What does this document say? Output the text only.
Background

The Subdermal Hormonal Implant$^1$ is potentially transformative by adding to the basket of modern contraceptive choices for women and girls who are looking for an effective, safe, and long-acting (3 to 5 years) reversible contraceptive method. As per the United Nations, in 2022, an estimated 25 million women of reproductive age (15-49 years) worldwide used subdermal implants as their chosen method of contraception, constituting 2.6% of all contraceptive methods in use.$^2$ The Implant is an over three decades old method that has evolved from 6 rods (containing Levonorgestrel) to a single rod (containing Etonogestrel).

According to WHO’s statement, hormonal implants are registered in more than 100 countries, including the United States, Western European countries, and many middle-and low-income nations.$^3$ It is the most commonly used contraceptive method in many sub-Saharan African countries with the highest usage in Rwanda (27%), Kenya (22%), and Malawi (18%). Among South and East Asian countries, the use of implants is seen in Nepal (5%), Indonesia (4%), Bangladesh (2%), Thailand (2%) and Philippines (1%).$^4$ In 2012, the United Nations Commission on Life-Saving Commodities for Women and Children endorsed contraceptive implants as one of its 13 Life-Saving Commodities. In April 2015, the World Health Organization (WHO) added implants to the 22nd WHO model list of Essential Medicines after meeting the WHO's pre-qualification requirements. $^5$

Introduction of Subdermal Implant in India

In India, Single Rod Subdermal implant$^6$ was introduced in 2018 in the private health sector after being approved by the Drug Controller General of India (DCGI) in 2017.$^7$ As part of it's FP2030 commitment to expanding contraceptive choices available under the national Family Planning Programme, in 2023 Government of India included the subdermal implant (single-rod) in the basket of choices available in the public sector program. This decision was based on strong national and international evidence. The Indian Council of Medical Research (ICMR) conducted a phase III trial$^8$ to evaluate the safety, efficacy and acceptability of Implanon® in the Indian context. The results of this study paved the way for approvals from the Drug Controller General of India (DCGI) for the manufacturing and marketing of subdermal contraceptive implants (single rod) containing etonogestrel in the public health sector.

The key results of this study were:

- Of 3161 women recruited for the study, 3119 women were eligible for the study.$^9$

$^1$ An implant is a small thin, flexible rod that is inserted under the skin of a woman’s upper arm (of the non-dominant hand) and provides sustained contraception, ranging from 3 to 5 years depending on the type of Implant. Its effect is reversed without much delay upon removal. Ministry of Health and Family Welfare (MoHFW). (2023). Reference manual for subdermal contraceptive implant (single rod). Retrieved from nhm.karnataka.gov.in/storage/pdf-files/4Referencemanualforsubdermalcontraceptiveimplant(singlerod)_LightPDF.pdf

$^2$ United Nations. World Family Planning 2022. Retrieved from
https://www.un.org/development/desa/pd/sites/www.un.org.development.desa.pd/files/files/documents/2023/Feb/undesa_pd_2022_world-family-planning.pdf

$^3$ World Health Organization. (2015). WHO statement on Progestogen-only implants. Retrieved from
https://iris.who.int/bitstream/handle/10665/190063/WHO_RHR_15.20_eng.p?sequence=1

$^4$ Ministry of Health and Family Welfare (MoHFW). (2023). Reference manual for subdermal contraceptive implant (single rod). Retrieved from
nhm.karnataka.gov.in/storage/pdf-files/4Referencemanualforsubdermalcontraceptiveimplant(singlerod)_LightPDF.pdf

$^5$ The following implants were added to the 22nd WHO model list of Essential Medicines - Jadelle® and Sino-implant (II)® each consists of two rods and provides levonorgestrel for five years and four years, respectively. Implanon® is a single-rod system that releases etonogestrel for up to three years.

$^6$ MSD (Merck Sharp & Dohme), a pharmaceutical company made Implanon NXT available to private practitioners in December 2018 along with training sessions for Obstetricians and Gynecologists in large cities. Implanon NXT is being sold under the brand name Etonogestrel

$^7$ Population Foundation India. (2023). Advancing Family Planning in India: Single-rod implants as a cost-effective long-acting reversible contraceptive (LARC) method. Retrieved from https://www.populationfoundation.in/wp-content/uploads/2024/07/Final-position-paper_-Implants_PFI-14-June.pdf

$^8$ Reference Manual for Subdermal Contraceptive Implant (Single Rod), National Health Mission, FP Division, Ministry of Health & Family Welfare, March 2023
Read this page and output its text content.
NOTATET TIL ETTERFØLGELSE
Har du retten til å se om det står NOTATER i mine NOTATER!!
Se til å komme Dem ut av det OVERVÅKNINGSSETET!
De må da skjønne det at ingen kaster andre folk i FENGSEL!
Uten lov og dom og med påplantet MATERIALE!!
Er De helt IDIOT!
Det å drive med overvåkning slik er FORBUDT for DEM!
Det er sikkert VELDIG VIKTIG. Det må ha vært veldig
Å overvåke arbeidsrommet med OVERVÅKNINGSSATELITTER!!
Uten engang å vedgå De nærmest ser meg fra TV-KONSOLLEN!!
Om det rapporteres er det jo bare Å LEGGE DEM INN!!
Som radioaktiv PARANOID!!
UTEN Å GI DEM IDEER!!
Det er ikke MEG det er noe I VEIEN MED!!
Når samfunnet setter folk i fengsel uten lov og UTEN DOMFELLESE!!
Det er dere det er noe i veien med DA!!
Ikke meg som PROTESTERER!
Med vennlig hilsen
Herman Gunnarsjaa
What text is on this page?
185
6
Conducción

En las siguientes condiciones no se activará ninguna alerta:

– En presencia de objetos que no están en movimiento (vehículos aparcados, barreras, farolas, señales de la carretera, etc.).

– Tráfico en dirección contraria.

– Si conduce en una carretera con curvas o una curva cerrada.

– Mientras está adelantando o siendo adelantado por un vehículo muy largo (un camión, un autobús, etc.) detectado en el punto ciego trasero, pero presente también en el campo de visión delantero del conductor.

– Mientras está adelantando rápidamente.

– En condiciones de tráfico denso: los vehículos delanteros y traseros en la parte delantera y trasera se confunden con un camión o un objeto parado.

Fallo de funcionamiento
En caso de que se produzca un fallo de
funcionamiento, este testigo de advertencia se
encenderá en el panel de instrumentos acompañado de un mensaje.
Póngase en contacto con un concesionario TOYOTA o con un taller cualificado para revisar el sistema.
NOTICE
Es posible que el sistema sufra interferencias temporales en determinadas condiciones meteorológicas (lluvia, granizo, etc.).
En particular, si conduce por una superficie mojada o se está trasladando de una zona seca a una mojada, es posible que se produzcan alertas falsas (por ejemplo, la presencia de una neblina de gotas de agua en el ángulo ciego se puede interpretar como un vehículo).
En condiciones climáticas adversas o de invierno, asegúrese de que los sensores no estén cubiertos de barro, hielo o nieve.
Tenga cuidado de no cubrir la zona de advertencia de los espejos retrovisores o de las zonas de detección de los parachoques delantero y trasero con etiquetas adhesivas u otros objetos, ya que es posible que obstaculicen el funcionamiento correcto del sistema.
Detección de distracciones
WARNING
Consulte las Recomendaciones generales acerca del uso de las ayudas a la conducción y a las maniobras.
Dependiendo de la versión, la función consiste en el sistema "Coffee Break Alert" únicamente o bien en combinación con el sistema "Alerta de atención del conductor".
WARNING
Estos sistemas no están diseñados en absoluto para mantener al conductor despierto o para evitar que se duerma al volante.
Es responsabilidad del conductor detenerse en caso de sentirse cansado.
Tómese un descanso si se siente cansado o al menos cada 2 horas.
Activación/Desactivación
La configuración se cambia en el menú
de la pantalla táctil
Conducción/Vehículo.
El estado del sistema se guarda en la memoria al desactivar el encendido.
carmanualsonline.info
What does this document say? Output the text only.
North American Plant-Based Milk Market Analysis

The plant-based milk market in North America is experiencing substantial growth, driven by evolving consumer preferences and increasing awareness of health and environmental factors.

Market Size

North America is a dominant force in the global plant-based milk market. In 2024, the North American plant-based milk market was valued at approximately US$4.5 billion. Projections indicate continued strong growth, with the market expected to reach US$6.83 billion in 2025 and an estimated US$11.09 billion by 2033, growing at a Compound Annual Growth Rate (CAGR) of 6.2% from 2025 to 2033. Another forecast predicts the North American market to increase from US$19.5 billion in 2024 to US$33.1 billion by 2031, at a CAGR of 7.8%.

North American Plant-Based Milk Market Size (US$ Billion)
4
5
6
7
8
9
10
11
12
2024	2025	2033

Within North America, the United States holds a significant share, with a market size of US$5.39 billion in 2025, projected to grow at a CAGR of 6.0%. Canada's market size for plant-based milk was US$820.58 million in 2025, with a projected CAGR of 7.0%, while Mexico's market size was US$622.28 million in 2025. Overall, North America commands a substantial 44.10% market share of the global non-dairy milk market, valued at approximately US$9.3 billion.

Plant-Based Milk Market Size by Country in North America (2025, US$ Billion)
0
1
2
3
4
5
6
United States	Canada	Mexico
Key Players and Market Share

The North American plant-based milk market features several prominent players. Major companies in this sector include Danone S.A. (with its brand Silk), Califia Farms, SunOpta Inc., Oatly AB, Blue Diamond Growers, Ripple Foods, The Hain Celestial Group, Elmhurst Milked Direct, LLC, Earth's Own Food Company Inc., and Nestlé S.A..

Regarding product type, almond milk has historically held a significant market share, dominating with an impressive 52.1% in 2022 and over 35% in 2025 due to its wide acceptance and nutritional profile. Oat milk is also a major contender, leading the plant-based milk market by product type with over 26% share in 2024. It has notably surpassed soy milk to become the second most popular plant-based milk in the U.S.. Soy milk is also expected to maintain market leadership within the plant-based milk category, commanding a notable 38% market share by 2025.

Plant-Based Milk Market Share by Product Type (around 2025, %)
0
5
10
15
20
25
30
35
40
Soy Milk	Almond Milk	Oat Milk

What you need to do -
Search the records for the string "estimated" and return every line in which it occurs.

Solution to the problem -
The Subdermal Hormonal Implant$^1$ is potentially transformative by adding to the basket of modern contraceptive choices for women and girls who are looking for an effective, safe, and long-acting (3 to 5 years) reversible contraceptive method. As per the United Nations, in 2022, an estimated 25 million women of reproductive age (15-49 years) worldwide used subdermal implants as their chosen method of contraception, constituting 2.6% of all contraceptive methods in use.$^2$ The Implant is an over three decades old method that has evolved from 6 rods (containing Levonorgestrel) to a single rod (containing Etonogestrel).
North America is a dominant force in the global plant-based milk market. In 2024, the North American plant-based milk market was valued at approximately US$4.5 billion. Projections indicate continued strong growth, with the market expected to reach US$6.83 billion in 2025 and an estimated US$11.09 billion by 2033, growing at a Compound Annual Growth Rate (CAGR) of 6.2% from 2025 to 2033. Another forecast predicts the North American market to increase from US$19.5 billion in 2024 to US$33.1 billion by 2031, at a CAGR of 7.8%.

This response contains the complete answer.